| The request |
In the records below, pick out all lines containing the word "explain".

(Dataset items)
════
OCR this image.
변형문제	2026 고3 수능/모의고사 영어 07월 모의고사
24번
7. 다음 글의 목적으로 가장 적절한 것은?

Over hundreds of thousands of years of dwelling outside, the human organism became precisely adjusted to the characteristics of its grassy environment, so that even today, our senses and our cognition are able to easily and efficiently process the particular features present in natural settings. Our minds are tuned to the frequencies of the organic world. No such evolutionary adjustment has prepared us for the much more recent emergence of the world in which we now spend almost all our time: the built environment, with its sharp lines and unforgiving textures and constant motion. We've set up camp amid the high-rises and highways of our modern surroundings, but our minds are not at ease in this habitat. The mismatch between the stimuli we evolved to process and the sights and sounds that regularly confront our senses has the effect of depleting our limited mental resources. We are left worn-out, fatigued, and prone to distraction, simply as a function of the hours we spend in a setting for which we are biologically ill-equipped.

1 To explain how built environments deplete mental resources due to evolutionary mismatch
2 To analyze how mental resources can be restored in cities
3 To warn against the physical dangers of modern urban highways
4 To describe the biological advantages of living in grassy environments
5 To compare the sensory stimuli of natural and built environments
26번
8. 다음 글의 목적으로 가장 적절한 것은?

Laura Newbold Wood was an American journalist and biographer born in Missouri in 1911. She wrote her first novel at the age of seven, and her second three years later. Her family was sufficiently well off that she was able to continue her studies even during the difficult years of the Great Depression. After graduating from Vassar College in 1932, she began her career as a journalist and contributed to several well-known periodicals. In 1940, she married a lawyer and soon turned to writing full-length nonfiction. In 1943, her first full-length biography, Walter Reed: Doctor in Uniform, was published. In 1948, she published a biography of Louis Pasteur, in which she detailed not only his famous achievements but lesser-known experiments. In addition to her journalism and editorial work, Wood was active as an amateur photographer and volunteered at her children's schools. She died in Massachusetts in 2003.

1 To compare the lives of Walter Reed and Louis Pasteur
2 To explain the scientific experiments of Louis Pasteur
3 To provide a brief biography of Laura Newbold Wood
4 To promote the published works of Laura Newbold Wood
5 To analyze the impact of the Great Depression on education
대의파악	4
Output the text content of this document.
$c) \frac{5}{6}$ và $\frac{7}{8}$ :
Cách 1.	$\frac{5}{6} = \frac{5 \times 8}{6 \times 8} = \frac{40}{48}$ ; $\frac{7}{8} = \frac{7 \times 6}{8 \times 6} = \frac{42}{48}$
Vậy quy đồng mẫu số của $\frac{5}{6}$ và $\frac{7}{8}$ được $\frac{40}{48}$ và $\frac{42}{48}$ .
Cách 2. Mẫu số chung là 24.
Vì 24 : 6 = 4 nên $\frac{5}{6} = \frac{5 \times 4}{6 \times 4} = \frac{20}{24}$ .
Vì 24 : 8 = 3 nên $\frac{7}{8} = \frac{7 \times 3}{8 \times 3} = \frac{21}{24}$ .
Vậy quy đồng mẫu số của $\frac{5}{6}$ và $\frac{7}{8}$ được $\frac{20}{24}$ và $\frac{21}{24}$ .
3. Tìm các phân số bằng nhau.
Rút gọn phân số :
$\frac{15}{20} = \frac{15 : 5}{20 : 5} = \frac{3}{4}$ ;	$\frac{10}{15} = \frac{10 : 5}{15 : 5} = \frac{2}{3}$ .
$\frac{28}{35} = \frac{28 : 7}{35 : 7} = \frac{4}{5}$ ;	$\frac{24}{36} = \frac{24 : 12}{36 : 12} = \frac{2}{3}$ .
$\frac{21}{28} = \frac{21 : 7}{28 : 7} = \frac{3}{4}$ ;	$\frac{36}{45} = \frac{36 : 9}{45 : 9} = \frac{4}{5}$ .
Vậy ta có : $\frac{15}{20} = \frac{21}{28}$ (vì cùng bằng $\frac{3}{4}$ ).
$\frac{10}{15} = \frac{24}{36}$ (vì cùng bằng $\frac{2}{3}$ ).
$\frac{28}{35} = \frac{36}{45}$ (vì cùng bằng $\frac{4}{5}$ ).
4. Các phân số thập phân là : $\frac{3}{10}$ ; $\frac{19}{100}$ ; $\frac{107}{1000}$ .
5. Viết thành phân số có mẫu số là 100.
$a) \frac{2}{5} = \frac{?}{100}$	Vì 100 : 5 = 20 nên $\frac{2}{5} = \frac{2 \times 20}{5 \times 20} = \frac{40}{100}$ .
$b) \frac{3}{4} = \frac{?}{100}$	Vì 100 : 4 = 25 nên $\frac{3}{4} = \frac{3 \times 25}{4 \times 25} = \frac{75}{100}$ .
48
════
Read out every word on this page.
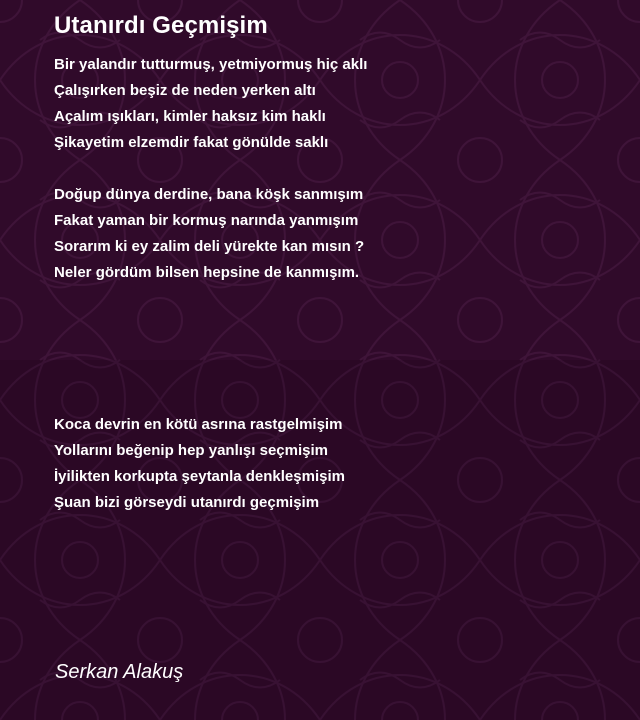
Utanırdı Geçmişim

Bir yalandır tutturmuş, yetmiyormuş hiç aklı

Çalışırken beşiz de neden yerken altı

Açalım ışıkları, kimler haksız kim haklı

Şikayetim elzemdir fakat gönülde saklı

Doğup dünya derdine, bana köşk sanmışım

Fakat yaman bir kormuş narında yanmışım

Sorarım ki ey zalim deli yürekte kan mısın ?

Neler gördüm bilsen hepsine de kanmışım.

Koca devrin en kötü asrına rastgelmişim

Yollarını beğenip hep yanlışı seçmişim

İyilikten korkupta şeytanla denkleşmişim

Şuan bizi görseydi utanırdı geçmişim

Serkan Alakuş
════
| Finished task |
1 To explain how built environments deplete mental resources due to evolutionary mismatch
2 To explain the scientific experiments of Louis Pasteur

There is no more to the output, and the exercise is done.